# Objective
Print out the material that follows word for word.

===============

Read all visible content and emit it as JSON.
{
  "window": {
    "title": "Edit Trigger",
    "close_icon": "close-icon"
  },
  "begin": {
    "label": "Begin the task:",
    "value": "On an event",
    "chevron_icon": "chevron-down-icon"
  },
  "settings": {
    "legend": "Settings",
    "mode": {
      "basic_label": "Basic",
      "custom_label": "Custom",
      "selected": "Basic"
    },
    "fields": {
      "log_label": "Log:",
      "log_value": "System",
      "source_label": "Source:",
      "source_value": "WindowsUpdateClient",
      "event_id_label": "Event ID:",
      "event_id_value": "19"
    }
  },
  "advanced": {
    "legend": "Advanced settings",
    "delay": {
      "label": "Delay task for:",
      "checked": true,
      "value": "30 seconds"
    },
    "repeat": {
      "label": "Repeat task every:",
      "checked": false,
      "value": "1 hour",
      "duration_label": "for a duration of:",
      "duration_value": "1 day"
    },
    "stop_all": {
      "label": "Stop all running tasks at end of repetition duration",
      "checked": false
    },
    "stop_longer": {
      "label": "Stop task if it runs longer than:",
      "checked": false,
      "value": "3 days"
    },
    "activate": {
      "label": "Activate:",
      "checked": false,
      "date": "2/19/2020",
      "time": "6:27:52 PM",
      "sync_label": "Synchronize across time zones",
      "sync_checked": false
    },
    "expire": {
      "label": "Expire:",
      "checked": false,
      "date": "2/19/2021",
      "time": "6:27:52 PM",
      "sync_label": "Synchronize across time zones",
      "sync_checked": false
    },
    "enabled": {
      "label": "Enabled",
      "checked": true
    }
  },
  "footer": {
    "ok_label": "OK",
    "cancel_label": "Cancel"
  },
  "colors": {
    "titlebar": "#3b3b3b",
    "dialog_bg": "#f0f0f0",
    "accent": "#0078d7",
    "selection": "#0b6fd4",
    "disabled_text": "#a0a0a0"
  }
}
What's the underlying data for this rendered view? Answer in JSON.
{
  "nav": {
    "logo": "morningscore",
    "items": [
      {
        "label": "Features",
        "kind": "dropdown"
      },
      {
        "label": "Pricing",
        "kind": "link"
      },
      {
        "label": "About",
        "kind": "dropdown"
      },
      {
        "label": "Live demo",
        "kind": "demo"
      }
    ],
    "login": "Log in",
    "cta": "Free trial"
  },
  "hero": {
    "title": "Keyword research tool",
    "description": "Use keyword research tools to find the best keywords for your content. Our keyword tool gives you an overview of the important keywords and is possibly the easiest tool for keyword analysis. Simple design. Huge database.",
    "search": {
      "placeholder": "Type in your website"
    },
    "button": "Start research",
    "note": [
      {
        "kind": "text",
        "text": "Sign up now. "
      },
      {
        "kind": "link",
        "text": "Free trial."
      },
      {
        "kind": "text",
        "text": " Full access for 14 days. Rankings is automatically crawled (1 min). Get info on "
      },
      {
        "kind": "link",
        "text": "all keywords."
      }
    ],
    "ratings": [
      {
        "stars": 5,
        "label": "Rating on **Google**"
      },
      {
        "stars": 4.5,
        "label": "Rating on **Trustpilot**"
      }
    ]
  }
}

===============

# The completed task
Read all visible content and emit it as JSON.
{
  "window": {
    "title": "Edit Trigger",
    "close_icon": "close-icon"
  },
  "begin": {
    "label": "Begin the task:",
    "value": "On an event",
    "chevron_icon": "chevron-down-icon"
  },
  "settings": {
    "legend": "Settings",
    "mode": {
      "basic_label": "Basic",
      "custom_label": "Custom",
      "selected": "Basic"
    },
    "fields": {
      "log_label": "Log:",
      "log_value": "System",
      "source_label": "Source:",
      "source_value": "WindowsUpdateClient",
      "event_id_label": "Event ID:",
      "event_id_value": "19"
    }
  },
  "advanced": {
    "legend": "Advanced settings",
    "delay": {
      "label": "Delay task for:",
      "checked": true,
      "value": "30 seconds"
    },
    "repeat": {
      "label": "Repeat task every:",
      "checked": false,
      "value": "1 hour",
      "duration_label": "for a duration of:",
      "duration_value": "1 day"
    },
    "stop_all": {
      "label": "Stop all running tasks at end of repetition duration",
      "checked": false
    },
    "stop_longer": {
      "label": "Stop task if it runs longer than:",
      "checked": false,
      "value": "3 days"
    },
    "activate": {
      "label": "Activate:",
      "checked": false,
      "date": "2/19/2020",
      "time": "6:27:52 PM",
      "sync_label": "Synchronize across time zones",
      "sync_checked": false
    },
    "expire": {
      "label": "Expire:",
      "checked": false,
      "date": "2/19/2021",
      "time": "6:27:52 PM",
      "sync_label": "Synchronize across time zones",
      "sync_checked": false
    },
    "enabled": {
      "label": "Enabled",
      "checked": true
    }
  },
  "footer": {
    "ok_label": "OK",
    "cancel_label": "Cancel"
  },
  "colors": {
    "titlebar": "#3b3b3b",
    "dialog_bg": "#f0f0f0",
    "accent": "#0078d7",
    "selection": "#0b6fd4",
    "disabled_text": "#a0a0a0"
  }
}
What's the underlying data for this rendered view? Answer in JSON.
{
  "nav": {
    "logo": "morningscore",
    "items": [
      {
        "label": "Features",
        "kind": "dropdown"
      },
      {
        "label": "Pricing",
        "kind": "link"
      },
      {
        "label": "About",
        "kind": "dropdown"
      },
      {
        "label": "Live demo",
        "kind": "demo"
      }
    ],
    "login": "Log in",
    "cta": "Free trial"
  },
  "hero": {
    "title": "Keyword research tool",
    "description": "Use keyword research tools to find the best keywords for your content. Our keyword tool gives you an overview of the important keywords and is possibly the easiest tool for keyword analysis. Simple design. Huge database.",
    "search": {
      "placeholder": "Type in your website"
    },
    "button": "Start research",
    "note": [
      {
        "kind": "text",
        "text": "Sign up now. "
      },
      {
        "kind": "link",
        "text": "Free trial."
      },
      {
        "kind": "text",
        "text": " Full access for 14 days. Rankings is automatically crawled (1 min). Get info on "
      },
      {
        "kind": "link",
        "text": "all keywords."
      }
    ],
    "ratings": [
      {
        "stars": 5,
        "label": "Rating on **Google**"
      },
      {
        "stars": 4.5,
        "label": "Rating on **Trustpilot**"
      }
    ]
  }
}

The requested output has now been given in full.